Given problem:
Return, without alteration, the lines of the items below, beginning at the first line and stopping after the line that contains "user-icon (368, 706, 391, 727)"; include both of these lines.

Data excerpts:
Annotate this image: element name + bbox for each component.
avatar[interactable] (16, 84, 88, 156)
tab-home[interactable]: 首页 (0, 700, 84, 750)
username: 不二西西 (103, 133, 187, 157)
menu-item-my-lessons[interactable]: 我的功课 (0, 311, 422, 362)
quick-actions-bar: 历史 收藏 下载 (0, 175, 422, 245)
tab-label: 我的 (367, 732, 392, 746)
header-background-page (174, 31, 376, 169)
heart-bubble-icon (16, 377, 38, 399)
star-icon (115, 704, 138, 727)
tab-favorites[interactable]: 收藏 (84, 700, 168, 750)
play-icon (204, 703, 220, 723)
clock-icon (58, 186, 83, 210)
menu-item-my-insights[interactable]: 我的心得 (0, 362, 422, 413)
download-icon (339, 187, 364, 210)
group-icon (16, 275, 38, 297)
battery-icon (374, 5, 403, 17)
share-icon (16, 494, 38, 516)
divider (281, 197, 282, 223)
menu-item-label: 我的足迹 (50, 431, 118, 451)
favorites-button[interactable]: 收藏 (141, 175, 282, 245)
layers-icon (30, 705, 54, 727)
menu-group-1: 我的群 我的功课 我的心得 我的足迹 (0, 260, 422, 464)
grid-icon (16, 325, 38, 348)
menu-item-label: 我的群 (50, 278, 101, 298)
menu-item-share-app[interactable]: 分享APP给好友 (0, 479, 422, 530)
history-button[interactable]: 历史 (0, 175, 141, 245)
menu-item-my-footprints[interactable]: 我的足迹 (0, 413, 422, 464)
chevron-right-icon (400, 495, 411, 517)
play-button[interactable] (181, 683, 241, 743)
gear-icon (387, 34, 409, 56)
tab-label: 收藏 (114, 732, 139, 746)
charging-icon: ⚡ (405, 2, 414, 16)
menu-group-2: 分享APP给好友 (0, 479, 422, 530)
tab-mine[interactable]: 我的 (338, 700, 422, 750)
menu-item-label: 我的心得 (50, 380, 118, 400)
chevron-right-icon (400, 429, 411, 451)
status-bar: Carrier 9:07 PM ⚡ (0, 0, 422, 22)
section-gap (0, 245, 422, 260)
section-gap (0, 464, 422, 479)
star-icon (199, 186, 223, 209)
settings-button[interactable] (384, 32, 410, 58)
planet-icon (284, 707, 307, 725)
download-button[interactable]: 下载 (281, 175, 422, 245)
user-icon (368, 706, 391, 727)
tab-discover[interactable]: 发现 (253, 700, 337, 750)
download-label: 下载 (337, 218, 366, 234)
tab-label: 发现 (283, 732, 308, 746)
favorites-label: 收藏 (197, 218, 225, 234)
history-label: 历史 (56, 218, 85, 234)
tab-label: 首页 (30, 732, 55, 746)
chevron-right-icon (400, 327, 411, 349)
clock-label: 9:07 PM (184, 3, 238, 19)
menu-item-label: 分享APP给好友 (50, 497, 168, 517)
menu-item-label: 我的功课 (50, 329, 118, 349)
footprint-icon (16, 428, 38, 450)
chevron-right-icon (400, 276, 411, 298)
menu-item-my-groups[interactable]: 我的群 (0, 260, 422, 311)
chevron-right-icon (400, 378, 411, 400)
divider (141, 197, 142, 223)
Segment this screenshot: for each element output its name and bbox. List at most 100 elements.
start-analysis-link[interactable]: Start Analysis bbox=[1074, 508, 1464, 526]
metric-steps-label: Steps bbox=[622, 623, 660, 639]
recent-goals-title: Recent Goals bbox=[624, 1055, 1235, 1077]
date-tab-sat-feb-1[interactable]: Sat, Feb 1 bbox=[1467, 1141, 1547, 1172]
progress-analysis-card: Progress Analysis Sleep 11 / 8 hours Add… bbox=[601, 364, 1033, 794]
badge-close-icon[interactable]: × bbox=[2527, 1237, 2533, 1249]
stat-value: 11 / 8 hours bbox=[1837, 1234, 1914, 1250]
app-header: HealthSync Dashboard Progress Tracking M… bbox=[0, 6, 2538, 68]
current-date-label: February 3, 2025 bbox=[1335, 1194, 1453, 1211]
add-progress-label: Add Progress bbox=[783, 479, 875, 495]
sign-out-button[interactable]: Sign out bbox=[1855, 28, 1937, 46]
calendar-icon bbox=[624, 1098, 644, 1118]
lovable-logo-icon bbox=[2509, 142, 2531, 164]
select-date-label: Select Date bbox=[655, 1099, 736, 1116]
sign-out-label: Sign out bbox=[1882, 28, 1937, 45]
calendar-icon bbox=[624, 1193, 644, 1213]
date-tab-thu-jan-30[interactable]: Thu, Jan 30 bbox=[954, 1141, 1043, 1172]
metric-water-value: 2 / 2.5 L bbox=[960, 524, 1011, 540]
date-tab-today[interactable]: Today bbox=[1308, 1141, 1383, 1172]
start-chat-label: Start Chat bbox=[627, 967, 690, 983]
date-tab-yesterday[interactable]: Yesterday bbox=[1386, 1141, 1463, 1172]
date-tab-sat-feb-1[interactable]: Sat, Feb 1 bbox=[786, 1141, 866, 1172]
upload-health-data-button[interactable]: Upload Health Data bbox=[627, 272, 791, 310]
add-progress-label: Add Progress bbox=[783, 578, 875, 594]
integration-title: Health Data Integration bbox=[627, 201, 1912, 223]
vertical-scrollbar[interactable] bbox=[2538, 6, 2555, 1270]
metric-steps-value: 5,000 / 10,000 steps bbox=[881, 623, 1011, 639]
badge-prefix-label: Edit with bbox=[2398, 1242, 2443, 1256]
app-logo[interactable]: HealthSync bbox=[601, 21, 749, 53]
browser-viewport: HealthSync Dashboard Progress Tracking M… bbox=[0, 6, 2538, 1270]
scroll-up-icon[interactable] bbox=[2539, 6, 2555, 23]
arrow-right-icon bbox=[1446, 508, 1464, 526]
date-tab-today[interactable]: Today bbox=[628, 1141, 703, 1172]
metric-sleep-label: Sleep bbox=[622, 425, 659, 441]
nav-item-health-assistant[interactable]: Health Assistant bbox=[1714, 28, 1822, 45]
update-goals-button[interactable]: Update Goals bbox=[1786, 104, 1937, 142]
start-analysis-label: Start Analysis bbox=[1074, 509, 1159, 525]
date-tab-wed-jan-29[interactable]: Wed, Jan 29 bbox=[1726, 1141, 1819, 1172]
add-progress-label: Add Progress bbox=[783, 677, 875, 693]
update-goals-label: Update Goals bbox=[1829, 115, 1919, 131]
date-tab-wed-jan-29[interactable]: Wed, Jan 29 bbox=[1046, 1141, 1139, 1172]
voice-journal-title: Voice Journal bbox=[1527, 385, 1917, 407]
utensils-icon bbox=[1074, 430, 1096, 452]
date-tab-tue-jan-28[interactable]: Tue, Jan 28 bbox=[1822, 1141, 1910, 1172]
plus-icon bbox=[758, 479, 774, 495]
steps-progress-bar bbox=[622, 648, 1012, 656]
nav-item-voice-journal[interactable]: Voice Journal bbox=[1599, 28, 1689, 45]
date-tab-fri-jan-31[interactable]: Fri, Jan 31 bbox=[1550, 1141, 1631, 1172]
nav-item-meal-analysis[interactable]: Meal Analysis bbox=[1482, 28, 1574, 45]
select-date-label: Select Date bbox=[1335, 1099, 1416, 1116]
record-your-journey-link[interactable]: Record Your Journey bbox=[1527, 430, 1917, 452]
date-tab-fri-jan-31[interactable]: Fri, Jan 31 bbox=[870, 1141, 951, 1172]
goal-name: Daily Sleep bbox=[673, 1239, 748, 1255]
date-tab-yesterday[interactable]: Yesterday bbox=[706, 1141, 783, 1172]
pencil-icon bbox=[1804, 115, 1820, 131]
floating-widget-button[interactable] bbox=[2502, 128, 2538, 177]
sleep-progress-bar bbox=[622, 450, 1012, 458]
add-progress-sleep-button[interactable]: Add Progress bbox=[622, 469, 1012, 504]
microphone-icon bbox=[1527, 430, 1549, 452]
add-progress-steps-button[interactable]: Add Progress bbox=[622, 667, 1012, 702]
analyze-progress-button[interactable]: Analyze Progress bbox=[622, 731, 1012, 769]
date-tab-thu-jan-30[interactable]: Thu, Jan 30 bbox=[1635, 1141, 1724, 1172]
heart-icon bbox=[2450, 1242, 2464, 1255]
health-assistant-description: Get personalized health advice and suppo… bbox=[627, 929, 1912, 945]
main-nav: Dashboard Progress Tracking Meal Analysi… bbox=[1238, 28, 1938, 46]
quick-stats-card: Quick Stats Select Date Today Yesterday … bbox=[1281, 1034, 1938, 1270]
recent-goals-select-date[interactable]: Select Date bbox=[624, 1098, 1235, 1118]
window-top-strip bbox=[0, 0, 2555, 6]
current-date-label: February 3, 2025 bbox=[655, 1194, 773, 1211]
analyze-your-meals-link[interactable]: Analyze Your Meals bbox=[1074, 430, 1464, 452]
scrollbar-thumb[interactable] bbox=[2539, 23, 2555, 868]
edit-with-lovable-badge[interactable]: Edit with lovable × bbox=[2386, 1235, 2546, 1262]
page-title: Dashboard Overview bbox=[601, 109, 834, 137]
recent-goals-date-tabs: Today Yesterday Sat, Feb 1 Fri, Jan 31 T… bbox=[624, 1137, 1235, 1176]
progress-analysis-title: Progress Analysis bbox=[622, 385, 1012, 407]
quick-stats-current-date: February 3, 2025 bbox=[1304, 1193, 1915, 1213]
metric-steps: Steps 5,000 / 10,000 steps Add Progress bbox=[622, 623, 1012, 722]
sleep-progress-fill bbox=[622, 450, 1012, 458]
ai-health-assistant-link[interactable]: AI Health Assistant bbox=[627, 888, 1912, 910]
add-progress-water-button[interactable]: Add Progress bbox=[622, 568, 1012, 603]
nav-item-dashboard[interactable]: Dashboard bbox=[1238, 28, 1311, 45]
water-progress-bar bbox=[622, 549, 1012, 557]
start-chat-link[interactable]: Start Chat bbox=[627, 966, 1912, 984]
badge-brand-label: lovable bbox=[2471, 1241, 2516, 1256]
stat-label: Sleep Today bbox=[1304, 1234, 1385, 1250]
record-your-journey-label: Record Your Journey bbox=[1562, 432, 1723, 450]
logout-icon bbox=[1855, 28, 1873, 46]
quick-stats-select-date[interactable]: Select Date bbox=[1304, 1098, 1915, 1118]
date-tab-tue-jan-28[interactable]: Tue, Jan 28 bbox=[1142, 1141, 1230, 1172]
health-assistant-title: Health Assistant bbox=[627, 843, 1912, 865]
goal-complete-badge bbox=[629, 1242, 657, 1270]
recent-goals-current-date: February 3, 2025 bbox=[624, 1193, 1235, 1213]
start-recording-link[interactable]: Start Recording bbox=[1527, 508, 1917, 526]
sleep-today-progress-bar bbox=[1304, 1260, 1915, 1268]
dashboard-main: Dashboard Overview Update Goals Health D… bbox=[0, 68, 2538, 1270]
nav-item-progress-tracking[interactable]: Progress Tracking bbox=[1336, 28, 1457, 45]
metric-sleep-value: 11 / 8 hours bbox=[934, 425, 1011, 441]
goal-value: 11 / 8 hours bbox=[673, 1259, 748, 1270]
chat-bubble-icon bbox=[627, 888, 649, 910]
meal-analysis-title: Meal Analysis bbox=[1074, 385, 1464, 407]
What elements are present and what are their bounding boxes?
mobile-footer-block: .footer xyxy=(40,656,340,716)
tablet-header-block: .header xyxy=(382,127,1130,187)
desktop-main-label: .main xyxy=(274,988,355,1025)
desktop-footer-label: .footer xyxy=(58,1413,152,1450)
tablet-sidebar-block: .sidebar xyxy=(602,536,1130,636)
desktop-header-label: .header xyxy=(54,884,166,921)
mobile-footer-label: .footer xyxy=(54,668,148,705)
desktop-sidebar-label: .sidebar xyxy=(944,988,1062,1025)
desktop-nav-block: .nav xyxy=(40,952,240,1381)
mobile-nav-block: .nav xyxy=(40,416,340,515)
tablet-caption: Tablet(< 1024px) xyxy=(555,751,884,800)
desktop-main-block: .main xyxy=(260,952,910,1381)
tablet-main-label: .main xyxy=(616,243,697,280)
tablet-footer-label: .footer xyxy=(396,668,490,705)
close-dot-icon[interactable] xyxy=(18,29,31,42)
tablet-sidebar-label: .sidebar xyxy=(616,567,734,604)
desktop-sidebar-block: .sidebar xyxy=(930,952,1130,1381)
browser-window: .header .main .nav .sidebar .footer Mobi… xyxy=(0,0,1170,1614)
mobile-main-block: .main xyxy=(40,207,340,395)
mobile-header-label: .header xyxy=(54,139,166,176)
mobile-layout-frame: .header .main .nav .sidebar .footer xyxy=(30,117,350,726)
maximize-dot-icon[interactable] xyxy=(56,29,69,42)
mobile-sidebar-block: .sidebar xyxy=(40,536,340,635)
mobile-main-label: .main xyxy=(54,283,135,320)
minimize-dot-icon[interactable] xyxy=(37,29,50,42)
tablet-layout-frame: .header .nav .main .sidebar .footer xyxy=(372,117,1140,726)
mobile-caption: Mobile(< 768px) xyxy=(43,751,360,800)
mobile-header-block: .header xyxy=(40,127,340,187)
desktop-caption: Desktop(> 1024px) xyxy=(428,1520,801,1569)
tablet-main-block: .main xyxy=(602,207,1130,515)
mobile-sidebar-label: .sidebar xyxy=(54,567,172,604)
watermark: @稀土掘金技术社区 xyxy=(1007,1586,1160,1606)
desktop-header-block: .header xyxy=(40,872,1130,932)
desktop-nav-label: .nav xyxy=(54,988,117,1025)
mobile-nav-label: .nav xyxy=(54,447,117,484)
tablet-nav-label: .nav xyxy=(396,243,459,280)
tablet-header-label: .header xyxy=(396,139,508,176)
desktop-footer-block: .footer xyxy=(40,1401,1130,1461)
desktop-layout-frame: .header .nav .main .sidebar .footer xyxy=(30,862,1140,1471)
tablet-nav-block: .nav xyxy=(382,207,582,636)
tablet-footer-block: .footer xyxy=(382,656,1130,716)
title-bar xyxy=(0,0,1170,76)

Exercise response:
Annotate this image: element name + bbox for each component.
avatar[interactable] (16, 84, 88, 156)
tab-home[interactable]: 首页 (0, 700, 84, 750)
username: 不二西西 (103, 133, 187, 157)
menu-item-my-lessons[interactable]: 我的功课 (0, 311, 422, 362)
quick-actions-bar: 历史 收藏 下载 (0, 175, 422, 245)
tab-label: 我的 (367, 732, 392, 746)
header-background-page (174, 31, 376, 169)
heart-bubble-icon (16, 377, 38, 399)
star-icon (115, 704, 138, 727)
tab-favorites[interactable]: 收藏 (84, 700, 168, 750)
play-icon (204, 703, 220, 723)
clock-icon (58, 186, 83, 210)
menu-item-my-insights[interactable]: 我的心得 (0, 362, 422, 413)
download-icon (339, 187, 364, 210)
group-icon (16, 275, 38, 297)
battery-icon (374, 5, 403, 17)
share-icon (16, 494, 38, 516)
divider (281, 197, 282, 223)
menu-item-label: 我的足迹 (50, 431, 118, 451)
favorites-button[interactable]: 收藏 (141, 175, 282, 245)
layers-icon (30, 705, 54, 727)
menu-group-1: 我的群 我的功课 我的心得 我的足迹 (0, 260, 422, 464)
grid-icon (16, 325, 38, 348)
menu-item-label: 我的群 (50, 278, 101, 298)
menu-item-share-app[interactable]: 分享APP给好友 (0, 479, 422, 530)
history-button[interactable]: 历史 (0, 175, 141, 245)
menu-item-my-footprints[interactable]: 我的足迹 (0, 413, 422, 464)
chevron-right-icon (400, 495, 411, 517)
play-button[interactable] (181, 683, 241, 743)
gear-icon (387, 34, 409, 56)
tab-label: 收藏 (114, 732, 139, 746)
charging-icon: ⚡ (405, 2, 414, 16)
menu-group-2: 分享APP给好友 (0, 479, 422, 530)
tab-mine[interactable]: 我的 (338, 700, 422, 750)
menu-item-label: 我的心得 (50, 380, 118, 400)
chevron-right-icon (400, 429, 411, 451)
status-bar: Carrier 9:07 PM ⚡ (0, 0, 422, 22)
section-gap (0, 245, 422, 260)
section-gap (0, 464, 422, 479)
star-icon (199, 186, 223, 209)
settings-button[interactable] (384, 32, 410, 58)
planet-icon (284, 707, 307, 725)
download-button[interactable]: 下载 (281, 175, 422, 245)
user-icon (368, 706, 391, 727)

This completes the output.